**Supplied information:**
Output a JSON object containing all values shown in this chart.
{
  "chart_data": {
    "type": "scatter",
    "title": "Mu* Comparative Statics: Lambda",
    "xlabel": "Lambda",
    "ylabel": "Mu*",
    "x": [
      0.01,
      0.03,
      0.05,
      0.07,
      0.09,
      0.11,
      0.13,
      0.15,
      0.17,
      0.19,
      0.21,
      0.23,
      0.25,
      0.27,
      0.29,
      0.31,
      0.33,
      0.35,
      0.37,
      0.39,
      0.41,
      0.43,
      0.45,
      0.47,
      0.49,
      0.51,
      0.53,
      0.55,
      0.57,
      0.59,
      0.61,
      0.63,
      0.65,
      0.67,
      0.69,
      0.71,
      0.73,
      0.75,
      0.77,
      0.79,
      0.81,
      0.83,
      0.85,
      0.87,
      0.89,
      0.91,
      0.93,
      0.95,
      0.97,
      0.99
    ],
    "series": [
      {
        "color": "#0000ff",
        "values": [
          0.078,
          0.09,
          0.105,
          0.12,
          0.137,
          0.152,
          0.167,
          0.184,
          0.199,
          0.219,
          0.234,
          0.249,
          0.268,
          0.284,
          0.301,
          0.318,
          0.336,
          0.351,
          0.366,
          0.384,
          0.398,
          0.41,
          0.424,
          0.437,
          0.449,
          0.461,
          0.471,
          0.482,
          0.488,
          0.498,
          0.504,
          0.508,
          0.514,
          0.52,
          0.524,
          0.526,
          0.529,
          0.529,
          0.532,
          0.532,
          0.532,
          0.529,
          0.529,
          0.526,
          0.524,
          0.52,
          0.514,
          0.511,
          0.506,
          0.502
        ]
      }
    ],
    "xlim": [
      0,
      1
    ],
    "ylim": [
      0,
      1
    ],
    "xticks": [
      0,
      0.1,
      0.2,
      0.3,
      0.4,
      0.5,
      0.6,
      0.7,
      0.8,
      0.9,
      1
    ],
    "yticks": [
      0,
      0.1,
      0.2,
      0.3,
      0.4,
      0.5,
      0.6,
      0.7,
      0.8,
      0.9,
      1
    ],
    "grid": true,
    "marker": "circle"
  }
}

**Exercise directions:** Using the listing above, reproduce each line without omission.

**Solution to the exercise:**
Output a JSON object containing all values shown in this chart.
{
  "chart_data": {
    "type": "scatter",
    "title": "Mu* Comparative Statics: Lambda",
    "xlabel": "Lambda",
    "ylabel": "Mu*",
    "x": [
      0.01,
      0.03,
      0.05,
      0.07,
      0.09,
      0.11,
      0.13,
      0.15,
      0.17,
      0.19,
      0.21,
      0.23,
      0.25,
      0.27,
      0.29,
      0.31,
      0.33,
      0.35,
      0.37,
      0.39,
      0.41,
      0.43,
      0.45,
      0.47,
      0.49,
      0.51,
      0.53,
      0.55,
      0.57,
      0.59,
      0.61,
      0.63,
      0.65,
      0.67,
      0.69,
      0.71,
      0.73,
      0.75,
      0.77,
      0.79,
      0.81,
      0.83,
      0.85,
      0.87,
      0.89,
      0.91,
      0.93,
      0.95,
      0.97,
      0.99
    ],
    "series": [
      {
        "color": "#0000ff",
        "values": [
          0.078,
          0.09,
          0.105,
          0.12,
          0.137,
          0.152,
          0.167,
          0.184,
          0.199,
          0.219,
          0.234,
          0.249,
          0.268,
          0.284,
          0.301,
          0.318,
          0.336,
          0.351,
          0.366,
          0.384,
          0.398,
          0.41,
          0.424,
          0.437,
          0.449,
          0.461,
          0.471,
          0.482,
          0.488,
          0.498,
          0.504,
          0.508,
          0.514,
          0.52,
          0.524,
          0.526,
          0.529,
          0.529,
          0.532,
          0.532,
          0.532,
          0.529,
          0.529,
          0.526,
          0.524,
          0.52,
          0.514,
          0.511,
          0.506,
          0.502
        ]
      }
    ],
    "xlim": [
      0,
      1
    ],
    "ylim": [
      0,
      1
    ],
    "xticks": [
      0,
      0.1,
      0.2,
      0.3,
      0.4,
      0.5,
      0.6,
      0.7,
      0.8,
      0.9,
      1
    ],
    "yticks": [
      0,
      0.1,
      0.2,
      0.3,
      0.4,
      0.5,
      0.6,
      0.7,
      0.8,
      0.9,
      1
    ],
    "grid": true,
    "marker": "circle"
  }
}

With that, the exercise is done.